» WHAT IS NEEDED
Copy the following lines without any change.

» MATERIAL SUPPLIED
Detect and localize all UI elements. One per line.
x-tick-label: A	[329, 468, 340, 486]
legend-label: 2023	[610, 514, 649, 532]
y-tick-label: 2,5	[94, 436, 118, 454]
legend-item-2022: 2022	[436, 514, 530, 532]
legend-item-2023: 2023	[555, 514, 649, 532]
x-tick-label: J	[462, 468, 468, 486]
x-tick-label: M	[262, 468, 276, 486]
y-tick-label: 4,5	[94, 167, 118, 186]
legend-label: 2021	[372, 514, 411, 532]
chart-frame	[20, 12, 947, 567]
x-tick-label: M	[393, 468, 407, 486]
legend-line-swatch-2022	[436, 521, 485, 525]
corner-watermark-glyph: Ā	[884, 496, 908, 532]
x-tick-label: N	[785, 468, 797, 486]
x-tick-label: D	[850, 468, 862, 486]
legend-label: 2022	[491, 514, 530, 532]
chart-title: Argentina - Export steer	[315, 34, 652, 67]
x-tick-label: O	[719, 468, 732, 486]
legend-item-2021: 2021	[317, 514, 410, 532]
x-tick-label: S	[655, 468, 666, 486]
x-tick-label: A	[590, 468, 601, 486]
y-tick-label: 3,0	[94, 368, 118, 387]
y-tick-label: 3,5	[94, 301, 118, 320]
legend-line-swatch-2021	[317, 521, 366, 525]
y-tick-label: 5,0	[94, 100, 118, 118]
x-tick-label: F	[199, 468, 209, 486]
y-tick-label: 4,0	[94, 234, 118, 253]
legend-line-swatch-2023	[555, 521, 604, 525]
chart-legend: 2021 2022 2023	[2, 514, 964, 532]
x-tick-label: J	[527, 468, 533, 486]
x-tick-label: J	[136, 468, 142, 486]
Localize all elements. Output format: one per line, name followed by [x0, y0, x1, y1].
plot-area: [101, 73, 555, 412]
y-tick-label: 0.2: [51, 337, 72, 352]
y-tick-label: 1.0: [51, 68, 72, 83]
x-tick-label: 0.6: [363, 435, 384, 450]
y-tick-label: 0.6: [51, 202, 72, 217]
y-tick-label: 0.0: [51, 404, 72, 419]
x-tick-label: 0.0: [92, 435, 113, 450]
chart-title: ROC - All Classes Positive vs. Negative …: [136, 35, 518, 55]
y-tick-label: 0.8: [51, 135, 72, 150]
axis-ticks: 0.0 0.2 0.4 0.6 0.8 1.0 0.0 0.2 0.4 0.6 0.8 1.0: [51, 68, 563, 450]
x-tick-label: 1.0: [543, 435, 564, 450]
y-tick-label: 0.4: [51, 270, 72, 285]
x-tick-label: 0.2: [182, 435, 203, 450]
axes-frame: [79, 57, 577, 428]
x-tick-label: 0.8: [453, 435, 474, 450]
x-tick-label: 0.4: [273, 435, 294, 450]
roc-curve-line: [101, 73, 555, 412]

» CORRECT ANSWER
Detect and localize all UI elements. One per line.
x-tick-label: A	[329, 468, 340, 486]
legend-label: 2023	[610, 514, 649, 532]
y-tick-label: 2,5	[94, 436, 118, 454]
legend-item-2022: 2022	[436, 514, 530, 532]
legend-item-2023: 2023	[555, 514, 649, 532]
x-tick-label: J	[462, 468, 468, 486]
x-tick-label: M	[262, 468, 276, 486]
y-tick-label: 4,5	[94, 167, 118, 186]
legend-label: 2021	[372, 514, 411, 532]
chart-frame	[20, 12, 947, 567]
x-tick-label: M	[393, 468, 407, 486]
legend-line-swatch-2022	[436, 521, 485, 525]
corner-watermark-glyph: Ā	[884, 496, 908, 532]
x-tick-label: N	[785, 468, 797, 486]
x-tick-label: D	[850, 468, 862, 486]
legend-label: 2022	[491, 514, 530, 532]
chart-title: Argentina - Export steer	[315, 34, 652, 67]
x-tick-label: O	[719, 468, 732, 486]
legend-item-2021: 2021	[317, 514, 410, 532]
x-tick-label: S	[655, 468, 666, 486]
x-tick-label: A	[590, 468, 601, 486]
y-tick-label: 3,0	[94, 368, 118, 387]
y-tick-label: 3,5	[94, 301, 118, 320]
legend-line-swatch-2021	[317, 521, 366, 525]
y-tick-label: 5,0	[94, 100, 118, 118]
x-tick-label: F	[199, 468, 209, 486]
y-tick-label: 4,0	[94, 234, 118, 253]
legend-line-swatch-2023	[555, 521, 604, 525]
chart-legend: 2021 2022 2023	[2, 514, 964, 532]
x-tick-label: J	[527, 468, 533, 486]
x-tick-label: J	[136, 468, 142, 486]
Localize all elements. Output format: one per line, name followed by [x0, y0, x1, y1].
plot-area: [101, 73, 555, 412]
y-tick-label: 0.2: [51, 337, 72, 352]
y-tick-label: 1.0: [51, 68, 72, 83]
x-tick-label: 0.6: [363, 435, 384, 450]
y-tick-label: 0.6: [51, 202, 72, 217]
y-tick-label: 0.0: [51, 404, 72, 419]
x-tick-label: 0.0: [92, 435, 113, 450]
chart-title: ROC - All Classes Positive vs. Negative …: [136, 35, 518, 55]
y-tick-label: 0.8: [51, 135, 72, 150]
axis-ticks: 0.0 0.2 0.4 0.6 0.8 1.0 0.0 0.2 0.4 0.6 0.8 1.0: [51, 68, 563, 450]
x-tick-label: 1.0: [543, 435, 564, 450]
y-tick-label: 0.4: [51, 270, 72, 285]
x-tick-label: 0.2: [182, 435, 203, 450]
axes-frame: [79, 57, 577, 428]
x-tick-label: 0.8: [453, 435, 474, 450]
x-tick-label: 0.4: [273, 435, 294, 450]
roc-curve-line: [101, 73, 555, 412]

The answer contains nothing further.